Description of the task.
Your task is to copy every record exactly.

────────────────────

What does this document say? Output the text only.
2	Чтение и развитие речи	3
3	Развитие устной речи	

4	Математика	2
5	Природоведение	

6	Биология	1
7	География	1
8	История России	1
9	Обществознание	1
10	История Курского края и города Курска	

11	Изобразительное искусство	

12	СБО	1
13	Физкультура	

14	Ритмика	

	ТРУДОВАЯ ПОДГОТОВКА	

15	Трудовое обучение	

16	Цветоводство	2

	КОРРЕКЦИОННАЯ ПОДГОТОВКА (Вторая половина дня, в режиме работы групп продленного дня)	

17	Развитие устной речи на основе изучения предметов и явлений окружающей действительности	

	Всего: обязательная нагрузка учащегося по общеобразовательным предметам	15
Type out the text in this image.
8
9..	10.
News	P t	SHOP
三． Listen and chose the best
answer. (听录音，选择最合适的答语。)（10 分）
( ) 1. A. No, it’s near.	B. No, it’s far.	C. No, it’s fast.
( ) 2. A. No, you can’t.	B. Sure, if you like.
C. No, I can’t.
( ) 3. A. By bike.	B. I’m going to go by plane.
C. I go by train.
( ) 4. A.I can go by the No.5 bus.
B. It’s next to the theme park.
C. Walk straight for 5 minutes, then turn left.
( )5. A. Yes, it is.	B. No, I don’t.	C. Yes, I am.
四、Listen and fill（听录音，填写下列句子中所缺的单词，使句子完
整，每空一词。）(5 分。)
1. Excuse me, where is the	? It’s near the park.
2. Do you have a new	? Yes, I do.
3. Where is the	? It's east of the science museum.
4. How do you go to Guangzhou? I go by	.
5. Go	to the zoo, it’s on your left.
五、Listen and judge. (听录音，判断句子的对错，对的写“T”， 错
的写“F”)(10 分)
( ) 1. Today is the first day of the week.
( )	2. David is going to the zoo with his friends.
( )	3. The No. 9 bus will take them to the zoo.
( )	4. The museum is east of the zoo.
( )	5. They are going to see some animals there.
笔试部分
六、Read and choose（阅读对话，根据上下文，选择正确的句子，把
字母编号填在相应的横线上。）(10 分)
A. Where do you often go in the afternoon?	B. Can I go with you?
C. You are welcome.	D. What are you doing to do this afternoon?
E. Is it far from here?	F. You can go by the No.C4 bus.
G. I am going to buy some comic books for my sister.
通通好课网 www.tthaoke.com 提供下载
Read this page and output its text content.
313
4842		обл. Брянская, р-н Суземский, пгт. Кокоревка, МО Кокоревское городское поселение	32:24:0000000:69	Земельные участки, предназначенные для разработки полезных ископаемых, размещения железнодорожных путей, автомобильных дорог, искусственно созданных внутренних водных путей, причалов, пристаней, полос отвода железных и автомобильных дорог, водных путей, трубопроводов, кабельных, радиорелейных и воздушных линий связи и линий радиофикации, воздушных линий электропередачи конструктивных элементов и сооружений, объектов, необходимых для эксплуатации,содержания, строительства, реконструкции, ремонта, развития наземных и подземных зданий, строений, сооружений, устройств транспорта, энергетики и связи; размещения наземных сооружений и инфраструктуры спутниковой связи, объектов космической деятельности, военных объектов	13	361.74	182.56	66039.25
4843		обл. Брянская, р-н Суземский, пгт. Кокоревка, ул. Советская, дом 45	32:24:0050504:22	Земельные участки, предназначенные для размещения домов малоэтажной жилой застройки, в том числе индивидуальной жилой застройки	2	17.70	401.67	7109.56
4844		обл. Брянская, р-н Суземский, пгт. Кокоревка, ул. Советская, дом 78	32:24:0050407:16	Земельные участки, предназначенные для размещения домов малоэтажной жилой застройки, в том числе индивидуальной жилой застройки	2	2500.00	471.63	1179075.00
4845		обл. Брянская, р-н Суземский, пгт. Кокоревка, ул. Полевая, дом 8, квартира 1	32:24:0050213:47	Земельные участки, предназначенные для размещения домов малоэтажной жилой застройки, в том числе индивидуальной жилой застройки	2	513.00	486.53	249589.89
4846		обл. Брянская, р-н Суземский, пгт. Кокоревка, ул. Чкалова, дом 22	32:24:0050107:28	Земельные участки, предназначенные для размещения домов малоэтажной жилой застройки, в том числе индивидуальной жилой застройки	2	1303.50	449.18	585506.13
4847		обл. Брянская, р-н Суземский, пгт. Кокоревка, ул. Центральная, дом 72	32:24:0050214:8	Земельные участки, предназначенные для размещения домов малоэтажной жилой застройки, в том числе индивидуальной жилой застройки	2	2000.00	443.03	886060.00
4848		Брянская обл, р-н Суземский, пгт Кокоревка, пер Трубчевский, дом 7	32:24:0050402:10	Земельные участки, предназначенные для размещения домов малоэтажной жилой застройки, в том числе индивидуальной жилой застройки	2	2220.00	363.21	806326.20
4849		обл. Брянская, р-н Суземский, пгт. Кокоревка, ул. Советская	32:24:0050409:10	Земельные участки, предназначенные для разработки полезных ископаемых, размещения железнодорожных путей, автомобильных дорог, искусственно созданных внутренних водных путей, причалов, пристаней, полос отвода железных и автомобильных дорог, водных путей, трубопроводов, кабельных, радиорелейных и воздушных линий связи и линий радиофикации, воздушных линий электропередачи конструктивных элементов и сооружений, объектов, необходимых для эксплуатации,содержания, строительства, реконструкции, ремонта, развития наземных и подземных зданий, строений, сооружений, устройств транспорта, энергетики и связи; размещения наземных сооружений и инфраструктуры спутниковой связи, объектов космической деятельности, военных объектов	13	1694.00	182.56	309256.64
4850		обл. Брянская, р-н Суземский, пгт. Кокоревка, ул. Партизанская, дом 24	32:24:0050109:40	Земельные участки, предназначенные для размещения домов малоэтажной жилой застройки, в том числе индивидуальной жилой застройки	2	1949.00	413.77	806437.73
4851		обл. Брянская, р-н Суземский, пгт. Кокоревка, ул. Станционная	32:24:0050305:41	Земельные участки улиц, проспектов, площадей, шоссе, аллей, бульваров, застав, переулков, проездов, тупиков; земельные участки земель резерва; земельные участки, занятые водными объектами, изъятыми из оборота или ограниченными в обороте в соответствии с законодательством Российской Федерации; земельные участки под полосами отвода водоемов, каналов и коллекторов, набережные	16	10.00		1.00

────────────────────

Solution.
What does this document say? Output the text only.
2	Чтение и развитие речи	3
3	Развитие устной речи	

4	Математика	2
5	Природоведение	

6	Биология	1
7	География	1
8	История России	1
9	Обществознание	1
10	История Курского края и города Курска	

11	Изобразительное искусство	

12	СБО	1
13	Физкультура	

14	Ритмика	

	ТРУДОВАЯ ПОДГОТОВКА	

15	Трудовое обучение	

16	Цветоводство	2

	КОРРЕКЦИОННАЯ ПОДГОТОВКА (Вторая половина дня, в режиме работы групп продленного дня)	

17	Развитие устной речи на основе изучения предметов и явлений окружающей действительности	

	Всего: обязательная нагрузка учащегося по общеобразовательным предметам	15
Type out the text in this image.
8
9..	10.
News	P t	SHOP
三． Listen and chose the best
answer. (听录音，选择最合适的答语。)（10 分）
( ) 1. A. No, it’s near.	B. No, it’s far.	C. No, it’s fast.
( ) 2. A. No, you can’t.	B. Sure, if you like.
C. No, I can’t.
( ) 3. A. By bike.	B. I’m going to go by plane.
C. I go by train.
( ) 4. A.I can go by the No.5 bus.
B. It’s next to the theme park.
C. Walk straight for 5 minutes, then turn left.
( )5. A. Yes, it is.	B. No, I don’t.	C. Yes, I am.
四、Listen and fill（听录音，填写下列句子中所缺的单词，使句子完
整，每空一词。）(5 分。)
1. Excuse me, where is the	? It’s near the park.
2. Do you have a new	? Yes, I do.
3. Where is the	? It's east of the science museum.
4. How do you go to Guangzhou? I go by	.
5. Go	to the zoo, it’s on your left.
五、Listen and judge. (听录音，判断句子的对错，对的写“T”， 错
的写“F”)(10 分)
( ) 1. Today is the first day of the week.
( )	2. David is going to the zoo with his friends.
( )	3. The No. 9 bus will take them to the zoo.
( )	4. The museum is east of the zoo.
( )	5. They are going to see some animals there.
笔试部分
六、Read and choose（阅读对话，根据上下文，选择正确的句子，把
字母编号填在相应的横线上。）(10 分)
A. Where do you often go in the afternoon?	B. Can I go with you?
C. You are welcome.	D. What are you doing to do this afternoon?
E. Is it far from here?	F. You can go by the No.C4 bus.
G. I am going to buy some comic books for my sister.
通通好课网 www.tthaoke.com 提供下载
Read this page and output its text content.
313
4842		обл. Брянская, р-н Суземский, пгт. Кокоревка, МО Кокоревское городское поселение	32:24:0000000:69	Земельные участки, предназначенные для разработки полезных ископаемых, размещения железнодорожных путей, автомобильных дорог, искусственно созданных внутренних водных путей, причалов, пристаней, полос отвода железных и автомобильных дорог, водных путей, трубопроводов, кабельных, радиорелейных и воздушных линий связи и линий радиофикации, воздушных линий электропередачи конструктивных элементов и сооружений, объектов, необходимых для эксплуатации,содержания, строительства, реконструкции, ремонта, развития наземных и подземных зданий, строений, сооружений, устройств транспорта, энергетики и связи; размещения наземных сооружений и инфраструктуры спутниковой связи, объектов космической деятельности, военных объектов	13	361.74	182.56	66039.25
4843		обл. Брянская, р-н Суземский, пгт. Кокоревка, ул. Советская, дом 45	32:24:0050504:22	Земельные участки, предназначенные для размещения домов малоэтажной жилой застройки, в том числе индивидуальной жилой застройки	2	17.70	401.67	7109.56
4844		обл. Брянская, р-н Суземский, пгт. Кокоревка, ул. Советская, дом 78	32:24:0050407:16	Земельные участки, предназначенные для размещения домов малоэтажной жилой застройки, в том числе индивидуальной жилой застройки	2	2500.00	471.63	1179075.00
4845		обл. Брянская, р-н Суземский, пгт. Кокоревка, ул. Полевая, дом 8, квартира 1	32:24:0050213:47	Земельные участки, предназначенные для размещения домов малоэтажной жилой застройки, в том числе индивидуальной жилой застройки	2	513.00	486.53	249589.89
4846		обл. Брянская, р-н Суземский, пгт. Кокоревка, ул. Чкалова, дом 22	32:24:0050107:28	Земельные участки, предназначенные для размещения домов малоэтажной жилой застройки, в том числе индивидуальной жилой застройки	2	1303.50	449.18	585506.13
4847		обл. Брянская, р-н Суземский, пгт. Кокоревка, ул. Центральная, дом 72	32:24:0050214:8	Земельные участки, предназначенные для размещения домов малоэтажной жилой застройки, в том числе индивидуальной жилой застройки	2	2000.00	443.03	886060.00
4848		Брянская обл, р-н Суземский, пгт Кокоревка, пер Трубчевский, дом 7	32:24:0050402:10	Земельные участки, предназначенные для размещения домов малоэтажной жилой застройки, в том числе индивидуальной жилой застройки	2	2220.00	363.21	806326.20
4849		обл. Брянская, р-н Суземский, пгт. Кокоревка, ул. Советская	32:24:0050409:10	Земельные участки, предназначенные для разработки полезных ископаемых, размещения железнодорожных путей, автомобильных дорог, искусственно созданных внутренних водных путей, причалов, пристаней, полос отвода железных и автомобильных дорог, водных путей, трубопроводов, кабельных, радиорелейных и воздушных линий связи и линий радиофикации, воздушных линий электропередачи конструктивных элементов и сооружений, объектов, необходимых для эксплуатации,содержания, строительства, реконструкции, ремонта, развития наземных и подземных зданий, строений, сооружений, устройств транспорта, энергетики и связи; размещения наземных сооружений и инфраструктуры спутниковой связи, объектов космической деятельности, военных объектов	13	1694.00	182.56	309256.64
4850		обл. Брянская, р-н Суземский, пгт. Кокоревка, ул. Партизанская, дом 24	32:24:0050109:40	Земельные участки, предназначенные для размещения домов малоэтажной жилой застройки, в том числе индивидуальной жилой застройки	2	1949.00	413.77	806437.73
4851		обл. Брянская, р-н Суземский, пгт. Кокоревка, ул. Станционная	32:24:0050305:41	Земельные участки улиц, проспектов, площадей, шоссе, аллей, бульваров, застав, переулков, проездов, тупиков; земельные участки земель резерва; земельные участки, занятые водными объектами, изъятыми из оборота или ограниченными в обороте в соответствии с законодательством Российской Федерации; земельные участки под полосами отвода водоемов, каналов и коллекторов, набережные	16	10.00		1.00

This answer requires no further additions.